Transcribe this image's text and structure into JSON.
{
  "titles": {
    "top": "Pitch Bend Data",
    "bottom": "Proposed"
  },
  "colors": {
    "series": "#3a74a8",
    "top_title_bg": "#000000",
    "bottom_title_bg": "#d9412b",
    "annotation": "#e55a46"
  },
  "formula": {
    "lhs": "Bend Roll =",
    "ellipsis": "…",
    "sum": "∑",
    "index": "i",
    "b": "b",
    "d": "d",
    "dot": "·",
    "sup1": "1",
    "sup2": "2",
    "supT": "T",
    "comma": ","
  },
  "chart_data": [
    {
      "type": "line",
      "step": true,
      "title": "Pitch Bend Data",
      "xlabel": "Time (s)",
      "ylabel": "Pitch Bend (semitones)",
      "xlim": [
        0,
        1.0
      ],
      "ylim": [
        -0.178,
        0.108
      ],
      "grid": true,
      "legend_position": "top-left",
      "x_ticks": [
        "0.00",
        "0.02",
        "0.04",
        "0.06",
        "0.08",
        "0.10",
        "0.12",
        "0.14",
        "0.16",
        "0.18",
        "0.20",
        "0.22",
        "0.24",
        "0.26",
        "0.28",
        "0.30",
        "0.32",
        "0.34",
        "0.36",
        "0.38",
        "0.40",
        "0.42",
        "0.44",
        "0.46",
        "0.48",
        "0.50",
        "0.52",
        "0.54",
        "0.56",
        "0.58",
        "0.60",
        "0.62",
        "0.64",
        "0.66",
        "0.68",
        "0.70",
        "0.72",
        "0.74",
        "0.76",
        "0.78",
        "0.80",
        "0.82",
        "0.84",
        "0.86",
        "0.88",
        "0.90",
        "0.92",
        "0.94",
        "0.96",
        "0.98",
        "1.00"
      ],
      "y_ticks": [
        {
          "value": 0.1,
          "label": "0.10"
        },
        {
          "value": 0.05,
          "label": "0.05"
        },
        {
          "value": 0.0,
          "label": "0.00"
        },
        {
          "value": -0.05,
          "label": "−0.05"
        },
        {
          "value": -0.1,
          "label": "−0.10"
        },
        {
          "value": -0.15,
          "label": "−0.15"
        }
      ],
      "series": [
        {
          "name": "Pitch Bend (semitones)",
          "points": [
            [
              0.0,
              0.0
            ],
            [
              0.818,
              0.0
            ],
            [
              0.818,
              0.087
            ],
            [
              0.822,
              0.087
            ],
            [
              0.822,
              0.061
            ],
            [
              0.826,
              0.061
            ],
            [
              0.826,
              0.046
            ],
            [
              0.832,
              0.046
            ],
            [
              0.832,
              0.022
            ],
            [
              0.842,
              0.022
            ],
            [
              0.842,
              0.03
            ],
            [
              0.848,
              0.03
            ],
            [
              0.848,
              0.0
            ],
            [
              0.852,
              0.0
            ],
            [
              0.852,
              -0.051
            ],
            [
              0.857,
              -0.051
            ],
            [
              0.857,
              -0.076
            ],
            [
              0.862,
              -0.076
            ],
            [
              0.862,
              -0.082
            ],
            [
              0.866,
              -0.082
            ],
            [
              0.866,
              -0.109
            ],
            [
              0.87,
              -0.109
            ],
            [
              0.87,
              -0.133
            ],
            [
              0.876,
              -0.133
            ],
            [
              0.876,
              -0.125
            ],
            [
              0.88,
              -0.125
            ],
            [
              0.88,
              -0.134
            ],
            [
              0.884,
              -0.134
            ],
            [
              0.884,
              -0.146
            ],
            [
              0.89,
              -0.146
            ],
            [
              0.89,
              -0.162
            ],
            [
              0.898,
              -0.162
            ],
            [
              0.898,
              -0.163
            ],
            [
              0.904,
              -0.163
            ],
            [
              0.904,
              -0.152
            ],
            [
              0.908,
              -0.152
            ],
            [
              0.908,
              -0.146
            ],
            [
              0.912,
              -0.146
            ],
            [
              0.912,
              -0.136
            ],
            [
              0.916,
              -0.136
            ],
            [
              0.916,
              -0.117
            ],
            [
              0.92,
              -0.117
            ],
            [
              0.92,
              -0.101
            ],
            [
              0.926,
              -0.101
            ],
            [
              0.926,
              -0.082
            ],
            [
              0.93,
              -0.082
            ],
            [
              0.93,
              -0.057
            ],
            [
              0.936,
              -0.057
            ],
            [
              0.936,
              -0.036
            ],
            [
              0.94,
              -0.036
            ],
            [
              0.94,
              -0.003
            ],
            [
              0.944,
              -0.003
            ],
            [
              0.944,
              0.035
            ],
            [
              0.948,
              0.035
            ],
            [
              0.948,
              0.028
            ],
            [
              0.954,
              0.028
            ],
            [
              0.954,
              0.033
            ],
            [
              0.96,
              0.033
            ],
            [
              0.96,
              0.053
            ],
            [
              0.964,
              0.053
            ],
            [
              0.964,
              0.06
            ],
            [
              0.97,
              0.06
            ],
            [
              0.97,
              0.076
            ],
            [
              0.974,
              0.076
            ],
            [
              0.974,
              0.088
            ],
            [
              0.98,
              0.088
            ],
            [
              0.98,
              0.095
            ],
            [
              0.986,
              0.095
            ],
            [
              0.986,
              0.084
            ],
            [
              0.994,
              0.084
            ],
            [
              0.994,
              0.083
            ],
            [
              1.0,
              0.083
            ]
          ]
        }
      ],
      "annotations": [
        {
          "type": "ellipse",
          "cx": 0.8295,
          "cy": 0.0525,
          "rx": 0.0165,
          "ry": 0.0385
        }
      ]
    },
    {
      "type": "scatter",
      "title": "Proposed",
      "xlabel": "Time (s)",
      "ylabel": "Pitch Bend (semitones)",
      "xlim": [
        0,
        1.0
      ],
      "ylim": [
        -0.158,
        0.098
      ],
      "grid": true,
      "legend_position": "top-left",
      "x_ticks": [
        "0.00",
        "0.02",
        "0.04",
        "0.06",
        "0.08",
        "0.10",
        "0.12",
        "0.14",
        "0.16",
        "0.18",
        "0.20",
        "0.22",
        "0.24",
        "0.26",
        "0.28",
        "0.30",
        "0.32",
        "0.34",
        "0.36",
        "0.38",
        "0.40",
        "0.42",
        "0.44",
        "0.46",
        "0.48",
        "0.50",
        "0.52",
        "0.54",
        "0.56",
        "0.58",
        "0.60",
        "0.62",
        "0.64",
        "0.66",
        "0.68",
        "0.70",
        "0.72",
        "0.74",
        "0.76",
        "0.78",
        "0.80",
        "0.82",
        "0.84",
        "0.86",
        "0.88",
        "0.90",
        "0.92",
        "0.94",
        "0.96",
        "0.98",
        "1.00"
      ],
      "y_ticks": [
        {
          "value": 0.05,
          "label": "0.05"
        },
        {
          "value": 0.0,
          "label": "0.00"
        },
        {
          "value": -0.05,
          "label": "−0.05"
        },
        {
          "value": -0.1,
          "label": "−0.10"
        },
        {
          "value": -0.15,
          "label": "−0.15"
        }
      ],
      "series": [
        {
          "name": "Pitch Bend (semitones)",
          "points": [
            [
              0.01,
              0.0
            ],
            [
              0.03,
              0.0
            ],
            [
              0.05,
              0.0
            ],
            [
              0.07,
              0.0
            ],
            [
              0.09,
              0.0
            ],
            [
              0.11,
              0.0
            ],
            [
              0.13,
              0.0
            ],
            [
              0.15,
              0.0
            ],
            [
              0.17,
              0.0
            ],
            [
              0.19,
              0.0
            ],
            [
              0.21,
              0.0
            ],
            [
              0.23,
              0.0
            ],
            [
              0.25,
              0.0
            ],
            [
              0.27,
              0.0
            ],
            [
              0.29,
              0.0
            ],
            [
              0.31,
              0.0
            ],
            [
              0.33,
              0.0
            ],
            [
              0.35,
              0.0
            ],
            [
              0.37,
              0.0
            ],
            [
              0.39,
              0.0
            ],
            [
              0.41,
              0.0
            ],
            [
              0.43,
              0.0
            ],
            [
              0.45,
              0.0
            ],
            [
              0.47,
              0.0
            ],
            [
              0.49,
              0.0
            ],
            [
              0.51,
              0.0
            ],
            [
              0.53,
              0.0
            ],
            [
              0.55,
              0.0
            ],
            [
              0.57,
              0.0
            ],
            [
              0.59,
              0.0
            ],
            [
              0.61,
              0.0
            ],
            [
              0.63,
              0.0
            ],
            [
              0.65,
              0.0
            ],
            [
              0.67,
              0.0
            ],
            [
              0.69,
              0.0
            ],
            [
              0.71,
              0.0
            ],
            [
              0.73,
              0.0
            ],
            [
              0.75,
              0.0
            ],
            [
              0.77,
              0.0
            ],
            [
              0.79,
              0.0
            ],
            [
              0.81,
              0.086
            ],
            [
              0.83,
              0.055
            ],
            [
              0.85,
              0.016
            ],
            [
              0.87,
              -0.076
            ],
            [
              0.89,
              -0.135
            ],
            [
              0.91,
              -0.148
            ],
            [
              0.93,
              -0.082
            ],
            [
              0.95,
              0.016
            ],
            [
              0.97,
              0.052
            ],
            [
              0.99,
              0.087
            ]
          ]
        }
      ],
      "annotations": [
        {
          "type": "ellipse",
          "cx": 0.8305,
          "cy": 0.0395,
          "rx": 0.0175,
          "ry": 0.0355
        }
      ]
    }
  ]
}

=-=-=

What is needed: From the entries above, select each line containing the string "Bend".

Reply:
    "top": "Pitch Bend Data",
    "lhs": "Bend Roll =",
      "title": "Pitch Bend Data",
      "ylabel": "Pitch Bend (semitones)",
          "name": "Pitch Bend (semitones)",
      "ylabel": "Pitch Bend (semitones)",
          "name": "Pitch Bend (semitones)",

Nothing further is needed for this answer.